[Required work] Exact reproduction is required for all entries.

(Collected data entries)
---+---

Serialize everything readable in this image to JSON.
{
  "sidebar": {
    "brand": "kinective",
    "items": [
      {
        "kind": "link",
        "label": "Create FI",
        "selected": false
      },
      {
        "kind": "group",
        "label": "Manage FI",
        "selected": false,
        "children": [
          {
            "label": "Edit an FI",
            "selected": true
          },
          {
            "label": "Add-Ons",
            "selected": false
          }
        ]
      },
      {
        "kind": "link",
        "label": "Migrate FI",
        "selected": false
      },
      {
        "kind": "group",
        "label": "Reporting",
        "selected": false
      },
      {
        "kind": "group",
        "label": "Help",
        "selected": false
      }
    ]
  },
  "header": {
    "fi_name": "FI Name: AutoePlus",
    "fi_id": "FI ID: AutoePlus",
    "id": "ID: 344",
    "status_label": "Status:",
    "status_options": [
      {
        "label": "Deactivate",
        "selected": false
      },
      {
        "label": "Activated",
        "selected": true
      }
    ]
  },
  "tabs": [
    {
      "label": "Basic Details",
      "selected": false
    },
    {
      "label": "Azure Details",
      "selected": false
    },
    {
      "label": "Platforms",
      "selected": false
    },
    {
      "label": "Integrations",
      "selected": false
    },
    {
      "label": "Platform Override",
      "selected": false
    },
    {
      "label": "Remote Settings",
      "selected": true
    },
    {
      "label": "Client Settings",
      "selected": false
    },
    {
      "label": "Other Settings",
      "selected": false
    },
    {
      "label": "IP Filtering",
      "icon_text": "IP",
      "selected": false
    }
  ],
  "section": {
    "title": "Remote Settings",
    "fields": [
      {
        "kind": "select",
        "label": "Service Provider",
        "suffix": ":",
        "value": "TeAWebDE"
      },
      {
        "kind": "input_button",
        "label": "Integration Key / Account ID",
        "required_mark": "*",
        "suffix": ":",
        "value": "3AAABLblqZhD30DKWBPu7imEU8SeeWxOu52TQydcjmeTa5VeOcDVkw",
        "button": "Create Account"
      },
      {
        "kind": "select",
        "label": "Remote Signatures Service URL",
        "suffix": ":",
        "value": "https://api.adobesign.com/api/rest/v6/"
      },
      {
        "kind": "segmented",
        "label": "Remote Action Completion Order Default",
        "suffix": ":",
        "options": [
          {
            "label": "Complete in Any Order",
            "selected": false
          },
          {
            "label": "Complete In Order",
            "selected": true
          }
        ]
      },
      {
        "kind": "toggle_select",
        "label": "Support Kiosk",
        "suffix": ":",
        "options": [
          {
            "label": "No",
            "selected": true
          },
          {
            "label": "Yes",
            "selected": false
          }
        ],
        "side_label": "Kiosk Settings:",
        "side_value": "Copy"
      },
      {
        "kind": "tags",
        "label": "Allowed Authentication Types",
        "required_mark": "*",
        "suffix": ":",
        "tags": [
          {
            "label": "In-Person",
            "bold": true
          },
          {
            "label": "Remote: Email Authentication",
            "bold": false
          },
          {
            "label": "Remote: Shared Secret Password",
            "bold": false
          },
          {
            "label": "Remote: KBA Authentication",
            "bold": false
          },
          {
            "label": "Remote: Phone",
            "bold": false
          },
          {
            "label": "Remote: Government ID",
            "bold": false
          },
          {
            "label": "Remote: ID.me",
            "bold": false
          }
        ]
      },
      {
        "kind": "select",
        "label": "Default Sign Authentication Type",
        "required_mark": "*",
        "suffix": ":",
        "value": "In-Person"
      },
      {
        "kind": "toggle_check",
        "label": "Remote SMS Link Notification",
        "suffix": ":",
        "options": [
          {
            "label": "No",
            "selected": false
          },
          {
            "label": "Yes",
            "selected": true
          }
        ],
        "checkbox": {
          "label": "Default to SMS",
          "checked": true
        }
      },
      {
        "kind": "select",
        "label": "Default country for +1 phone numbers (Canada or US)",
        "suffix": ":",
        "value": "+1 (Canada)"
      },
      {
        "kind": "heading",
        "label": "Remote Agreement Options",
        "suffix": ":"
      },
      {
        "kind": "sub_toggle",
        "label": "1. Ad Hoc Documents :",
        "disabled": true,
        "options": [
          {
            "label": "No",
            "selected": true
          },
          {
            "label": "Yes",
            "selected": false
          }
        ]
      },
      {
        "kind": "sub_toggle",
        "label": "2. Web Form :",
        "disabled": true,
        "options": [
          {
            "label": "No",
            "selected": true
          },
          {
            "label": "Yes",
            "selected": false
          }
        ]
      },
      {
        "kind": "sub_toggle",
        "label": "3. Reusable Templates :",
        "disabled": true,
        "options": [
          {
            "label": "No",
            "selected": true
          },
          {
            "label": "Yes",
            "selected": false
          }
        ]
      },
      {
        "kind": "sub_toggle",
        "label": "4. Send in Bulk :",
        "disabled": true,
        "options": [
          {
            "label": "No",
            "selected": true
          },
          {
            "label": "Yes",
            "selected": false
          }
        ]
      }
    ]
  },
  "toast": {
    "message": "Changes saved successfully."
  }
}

---+---

[Task result]
Serialize everything readable in this image to JSON.
{
  "sidebar": {
    "brand": "kinective",
    "items": [
      {
        "kind": "link",
        "label": "Create FI",
        "selected": false
      },
      {
        "kind": "group",
        "label": "Manage FI",
        "selected": false,
        "children": [
          {
            "label": "Edit an FI",
            "selected": true
          },
          {
            "label": "Add-Ons",
            "selected": false
          }
        ]
      },
      {
        "kind": "link",
        "label": "Migrate FI",
        "selected": false
      },
      {
        "kind": "group",
        "label": "Reporting",
        "selected": false
      },
      {
        "kind": "group",
        "label": "Help",
        "selected": false
      }
    ]
  },
  "header": {
    "fi_name": "FI Name: AutoePlus",
    "fi_id": "FI ID: AutoePlus",
    "id": "ID: 344",
    "status_label": "Status:",
    "status_options": [
      {
        "label": "Deactivate",
        "selected": false
      },
      {
        "label": "Activated",
        "selected": true
      }
    ]
  },
  "tabs": [
    {
      "label": "Basic Details",
      "selected": false
    },
    {
      "label": "Azure Details",
      "selected": false
    },
    {
      "label": "Platforms",
      "selected": false
    },
    {
      "label": "Integrations",
      "selected": false
    },
    {
      "label": "Platform Override",
      "selected": false
    },
    {
      "label": "Remote Settings",
      "selected": true
    },
    {
      "label": "Client Settings",
      "selected": false
    },
    {
      "label": "Other Settings",
      "selected": false
    },
    {
      "label": "IP Filtering",
      "icon_text": "IP",
      "selected": false
    }
  ],
  "section": {
    "title": "Remote Settings",
    "fields": [
      {
        "kind": "select",
        "label": "Service Provider",
        "suffix": ":",
        "value": "TeAWebDE"
      },
      {
        "kind": "input_button",
        "label": "Integration Key / Account ID",
        "required_mark": "*",
        "suffix": ":",
        "value": "3AAABLblqZhD30DKWBPu7imEU8SeeWxOu52TQydcjmeTa5VeOcDVkw",
        "button": "Create Account"
      },
      {
        "kind": "select",
        "label": "Remote Signatures Service URL",
        "suffix": ":",
        "value": "https://api.adobesign.com/api/rest/v6/"
      },
      {
        "kind": "segmented",
        "label": "Remote Action Completion Order Default",
        "suffix": ":",
        "options": [
          {
            "label": "Complete in Any Order",
            "selected": false
          },
          {
            "label": "Complete In Order",
            "selected": true
          }
        ]
      },
      {
        "kind": "toggle_select",
        "label": "Support Kiosk",
        "suffix": ":",
        "options": [
          {
            "label": "No",
            "selected": true
          },
          {
            "label": "Yes",
            "selected": false
          }
        ],
        "side_label": "Kiosk Settings:",
        "side_value": "Copy"
      },
      {
        "kind": "tags",
        "label": "Allowed Authentication Types",
        "required_mark": "*",
        "suffix": ":",
        "tags": [
          {
            "label": "In-Person",
            "bold": true
          },
          {
            "label": "Remote: Email Authentication",
            "bold": false
          },
          {
            "label": "Remote: Shared Secret Password",
            "bold": false
          },
          {
            "label": "Remote: KBA Authentication",
            "bold": false
          },
          {
            "label": "Remote: Phone",
            "bold": false
          },
          {
            "label": "Remote: Government ID",
            "bold": false
          },
          {
            "label": "Remote: ID.me",
            "bold": false
          }
        ]
      },
      {
        "kind": "select",
        "label": "Default Sign Authentication Type",
        "required_mark": "*",
        "suffix": ":",
        "value": "In-Person"
      },
      {
        "kind": "toggle_check",
        "label": "Remote SMS Link Notification",
        "suffix": ":",
        "options": [
          {
            "label": "No",
            "selected": false
          },
          {
            "label": "Yes",
            "selected": true
          }
        ],
        "checkbox": {
          "label": "Default to SMS",
          "checked": true
        }
      },
      {
        "kind": "select",
        "label": "Default country for +1 phone numbers (Canada or US)",
        "suffix": ":",
        "value": "+1 (Canada)"
      },
      {
        "kind": "heading",
        "label": "Remote Agreement Options",
        "suffix": ":"
      },
      {
        "kind": "sub_toggle",
        "label": "1. Ad Hoc Documents :",
        "disabled": true,
        "options": [
          {
            "label": "No",
            "selected": true
          },
          {
            "label": "Yes",
            "selected": false
          }
        ]
      },
      {
        "kind": "sub_toggle",
        "label": "2. Web Form :",
        "disabled": true,
        "options": [
          {
            "label": "No",
            "selected": true
          },
          {
            "label": "Yes",
            "selected": false
          }
        ]
      },
      {
        "kind": "sub_toggle",
        "label": "3. Reusable Templates :",
        "disabled": true,
        "options": [
          {
            "label": "No",
            "selected": true
          },
          {
            "label": "Yes",
            "selected": false
          }
        ]
      },
      {
        "kind": "sub_toggle",
        "label": "4. Send in Bulk :",
        "disabled": true,
        "options": [
          {
            "label": "No",
            "selected": true
          },
          {
            "label": "Yes",
            "selected": false
          }
        ]
      }
    ]
  },
  "toast": {
    "message": "Changes saved successfully."
  }
}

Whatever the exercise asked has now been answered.